* Begin PASSAGE GIVEN *

1. Field of the Invention
The present invention relates to radio location systems and, more particularly, to radio location measurement units used in radio location systems for locating the positions of cellular radio telephones (mobile stations).
2. Description of the Related Art
There are many systems known in the art by which the position of such a mobile station can be determined. Of particular relevance here are those systems for locating mobile stations in mobile telephone communications networks. One such method, known by its standardised acronym as E-OTD (Enhanced-Observed Time Difference) uses the relative timing offsets of signals received from the network transmitters by a mobile station, together with the relative timing offsets of the same signals received by a fixed receiver whose position is known. The second set of measurements by the fixed receiver is required since the transmissions may not be synchronised with respect to each other so that their relative transmission time offsets (i.e. the offsets in the times at which identical parts of the signals are transmitted from different transmitters) are constantly varying and otherwise unknown.
Two principal, and different, methods of using the timing offsets in the position computation have been described in the art. In one, e.g. EP-A-0767594, WO-A-9730360 and AU-B-716647, the details of which are hereby incorporated by reference, the signals measured by the fixed receiver are used, in effect, to ‘synchronise’ the transmissions from the different transmitters. The instantaneous transmission time offsets of each transmitter relative to its neighbours are calculated from the values measured at the fixed receiver using the known positions of the fixed receiver and the transmitters. The timing offsets measured by the mobile station can then be used in a calculation based on well-known standard techniques in which the points of intersection of two or more hyperbolic position lines predicts the position of the mobile station.

* End PASSAGE GIVEN *
* Begin RECORD SET *

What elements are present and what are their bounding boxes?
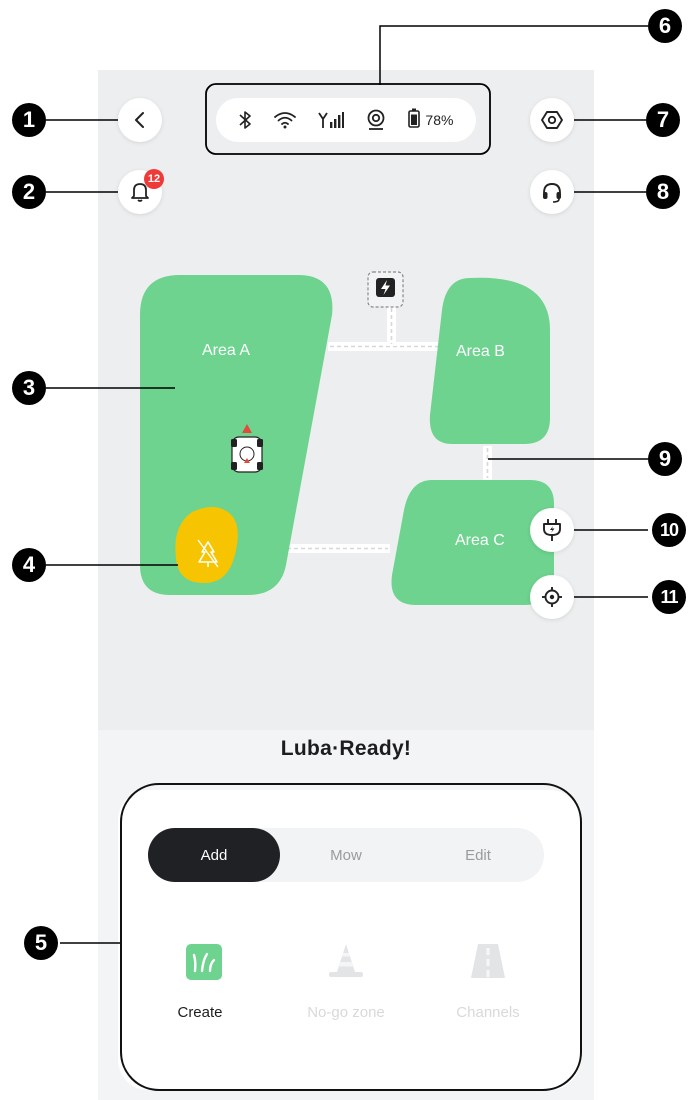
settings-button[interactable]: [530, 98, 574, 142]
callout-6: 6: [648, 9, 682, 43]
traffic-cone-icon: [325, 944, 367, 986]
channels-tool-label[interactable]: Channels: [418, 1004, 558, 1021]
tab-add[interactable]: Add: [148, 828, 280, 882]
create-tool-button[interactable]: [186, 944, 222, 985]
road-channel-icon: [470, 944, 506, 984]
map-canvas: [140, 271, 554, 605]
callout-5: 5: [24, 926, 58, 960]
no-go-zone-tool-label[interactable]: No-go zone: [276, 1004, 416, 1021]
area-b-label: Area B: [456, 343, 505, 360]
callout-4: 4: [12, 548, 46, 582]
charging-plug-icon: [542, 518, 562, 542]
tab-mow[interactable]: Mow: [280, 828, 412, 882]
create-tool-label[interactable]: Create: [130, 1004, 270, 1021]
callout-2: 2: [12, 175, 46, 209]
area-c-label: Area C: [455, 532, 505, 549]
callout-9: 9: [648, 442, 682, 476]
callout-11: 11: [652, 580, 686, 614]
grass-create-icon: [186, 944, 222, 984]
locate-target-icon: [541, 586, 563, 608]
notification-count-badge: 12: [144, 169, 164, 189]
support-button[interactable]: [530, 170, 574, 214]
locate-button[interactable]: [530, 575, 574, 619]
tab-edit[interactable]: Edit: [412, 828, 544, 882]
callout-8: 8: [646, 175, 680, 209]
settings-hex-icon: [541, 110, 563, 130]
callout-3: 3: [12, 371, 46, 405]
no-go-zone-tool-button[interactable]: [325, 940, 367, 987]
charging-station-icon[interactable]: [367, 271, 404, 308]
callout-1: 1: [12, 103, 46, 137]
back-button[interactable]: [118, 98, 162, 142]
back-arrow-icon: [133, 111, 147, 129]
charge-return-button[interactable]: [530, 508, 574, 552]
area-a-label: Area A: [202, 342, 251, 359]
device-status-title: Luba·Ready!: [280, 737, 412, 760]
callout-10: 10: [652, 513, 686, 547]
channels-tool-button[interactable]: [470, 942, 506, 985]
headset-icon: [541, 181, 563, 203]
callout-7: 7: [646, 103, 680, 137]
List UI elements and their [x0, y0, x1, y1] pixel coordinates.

* End RECORD SET *
* Begin RECORD SET *

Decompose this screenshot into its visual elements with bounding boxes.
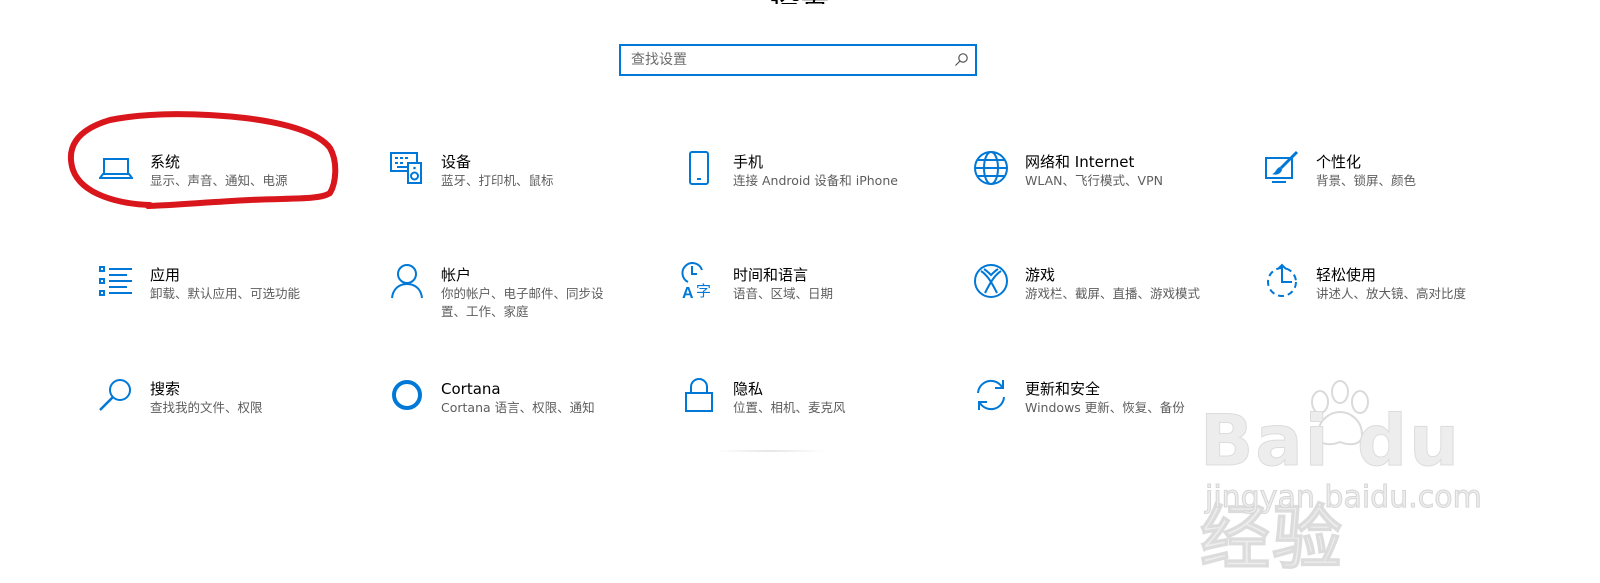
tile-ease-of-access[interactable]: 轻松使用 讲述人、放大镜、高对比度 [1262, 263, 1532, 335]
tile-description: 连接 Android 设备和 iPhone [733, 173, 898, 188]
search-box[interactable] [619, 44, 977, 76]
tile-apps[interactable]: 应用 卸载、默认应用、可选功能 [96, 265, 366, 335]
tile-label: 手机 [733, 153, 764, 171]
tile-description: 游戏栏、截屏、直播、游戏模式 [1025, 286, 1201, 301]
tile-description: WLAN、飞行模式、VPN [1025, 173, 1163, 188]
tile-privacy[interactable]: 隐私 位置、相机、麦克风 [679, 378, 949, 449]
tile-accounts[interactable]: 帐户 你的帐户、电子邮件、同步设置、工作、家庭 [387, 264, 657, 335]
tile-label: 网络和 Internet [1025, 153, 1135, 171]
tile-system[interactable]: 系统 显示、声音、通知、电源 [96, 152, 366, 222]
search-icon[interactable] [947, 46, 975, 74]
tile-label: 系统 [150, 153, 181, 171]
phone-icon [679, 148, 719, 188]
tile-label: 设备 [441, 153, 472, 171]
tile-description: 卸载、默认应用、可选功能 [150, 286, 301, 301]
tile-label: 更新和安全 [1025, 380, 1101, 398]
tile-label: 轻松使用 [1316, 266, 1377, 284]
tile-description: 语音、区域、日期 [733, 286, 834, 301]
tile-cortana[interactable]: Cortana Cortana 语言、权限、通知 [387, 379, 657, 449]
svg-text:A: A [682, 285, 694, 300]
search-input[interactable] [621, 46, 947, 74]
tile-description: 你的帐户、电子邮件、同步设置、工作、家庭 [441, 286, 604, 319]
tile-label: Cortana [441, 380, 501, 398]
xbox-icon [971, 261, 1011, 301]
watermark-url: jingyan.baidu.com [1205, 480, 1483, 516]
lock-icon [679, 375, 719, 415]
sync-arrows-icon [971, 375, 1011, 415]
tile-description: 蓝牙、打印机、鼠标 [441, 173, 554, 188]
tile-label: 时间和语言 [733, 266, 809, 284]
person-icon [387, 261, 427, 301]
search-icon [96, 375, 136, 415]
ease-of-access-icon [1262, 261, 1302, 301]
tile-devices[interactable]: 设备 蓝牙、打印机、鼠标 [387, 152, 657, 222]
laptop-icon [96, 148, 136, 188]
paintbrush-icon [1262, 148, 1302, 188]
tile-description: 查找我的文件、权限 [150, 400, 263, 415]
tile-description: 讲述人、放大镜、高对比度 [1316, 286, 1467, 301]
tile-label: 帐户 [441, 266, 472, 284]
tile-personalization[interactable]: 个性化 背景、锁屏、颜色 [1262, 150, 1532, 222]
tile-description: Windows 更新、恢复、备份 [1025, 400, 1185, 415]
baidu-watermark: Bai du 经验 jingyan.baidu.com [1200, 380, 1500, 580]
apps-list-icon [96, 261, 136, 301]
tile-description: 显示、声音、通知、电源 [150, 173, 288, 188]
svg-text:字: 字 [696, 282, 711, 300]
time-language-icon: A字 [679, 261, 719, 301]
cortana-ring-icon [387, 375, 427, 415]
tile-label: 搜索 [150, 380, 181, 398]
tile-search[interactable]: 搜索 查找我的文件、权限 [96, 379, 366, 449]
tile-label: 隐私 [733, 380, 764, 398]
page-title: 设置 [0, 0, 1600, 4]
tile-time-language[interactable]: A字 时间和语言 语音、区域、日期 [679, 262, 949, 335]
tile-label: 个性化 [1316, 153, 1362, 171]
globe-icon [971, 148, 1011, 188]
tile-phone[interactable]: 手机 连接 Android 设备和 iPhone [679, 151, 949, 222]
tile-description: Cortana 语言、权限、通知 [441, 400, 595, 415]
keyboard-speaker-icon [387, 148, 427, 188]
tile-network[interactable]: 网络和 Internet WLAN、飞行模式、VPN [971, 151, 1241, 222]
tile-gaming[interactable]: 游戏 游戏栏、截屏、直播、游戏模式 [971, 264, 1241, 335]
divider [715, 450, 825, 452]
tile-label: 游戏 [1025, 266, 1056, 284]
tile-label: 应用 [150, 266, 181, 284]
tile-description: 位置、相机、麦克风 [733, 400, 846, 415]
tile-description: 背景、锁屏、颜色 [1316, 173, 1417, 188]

* End RECORD SET *
* Begin RECORD SET *

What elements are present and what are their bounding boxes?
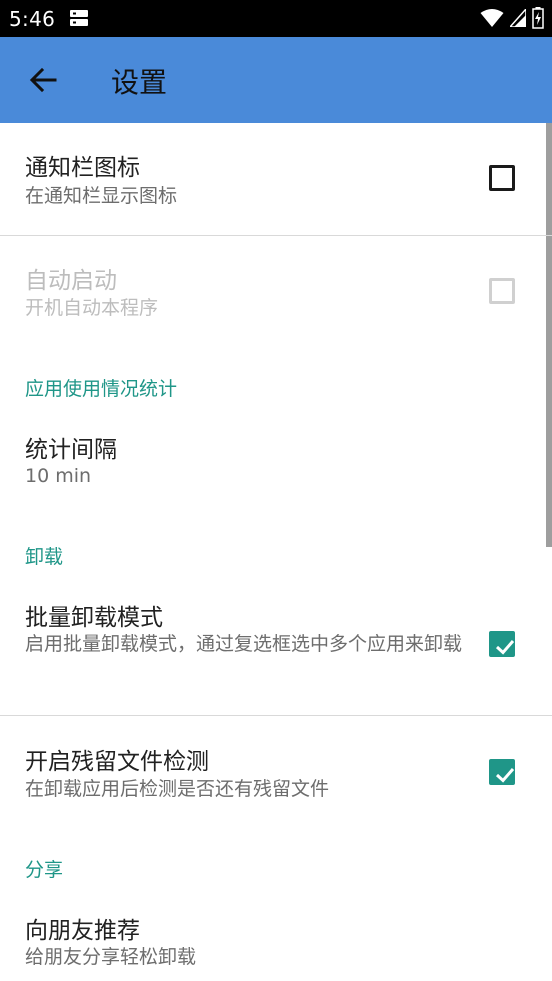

* End RECORD SET *

WRITTEN INSTRUCTION
Proceed with the passage on radio location systems for mobile stations, extending it from its final sentence onward.

ANSWER FOR THIS EXERCISE
The other method (see our EP-B-0303371, U.S. Pat. No. 6,094,168 and EP-A-1025453 the details of which are hereby incorporated by reference and which refer to a system known as CURSOR®) makes use of the measurements made by both the fixed receiver and the mobile station to calculate the relative time difference between the signals received from each transmitter by both receivers. This results in a calculation based on the intersection of circles centred on the transmitters.
In our WO-A-0073813, the details of which are hereby incorporated by reference, we have shown how the E-OTD technique can be further refined for large networks by combining the measurements from two or more of the fixed receivers (the so-called Location Measurement Units: LMUs), each of which can only receive signals from a subset of the transmitters in the network, to produce a list of the measurements that would have been provided by a single unit, the Virtual LMU (VLMU) had it been able to receive transmissions from the entire network. This technique may be a required element of any practical implementation of E-OTD.
All E-OTD systems require the measurement of the times of arrival of radio signals from at least three transmitters at both the mobile station (MS) and at least one LMU whose position is known or can be calculated.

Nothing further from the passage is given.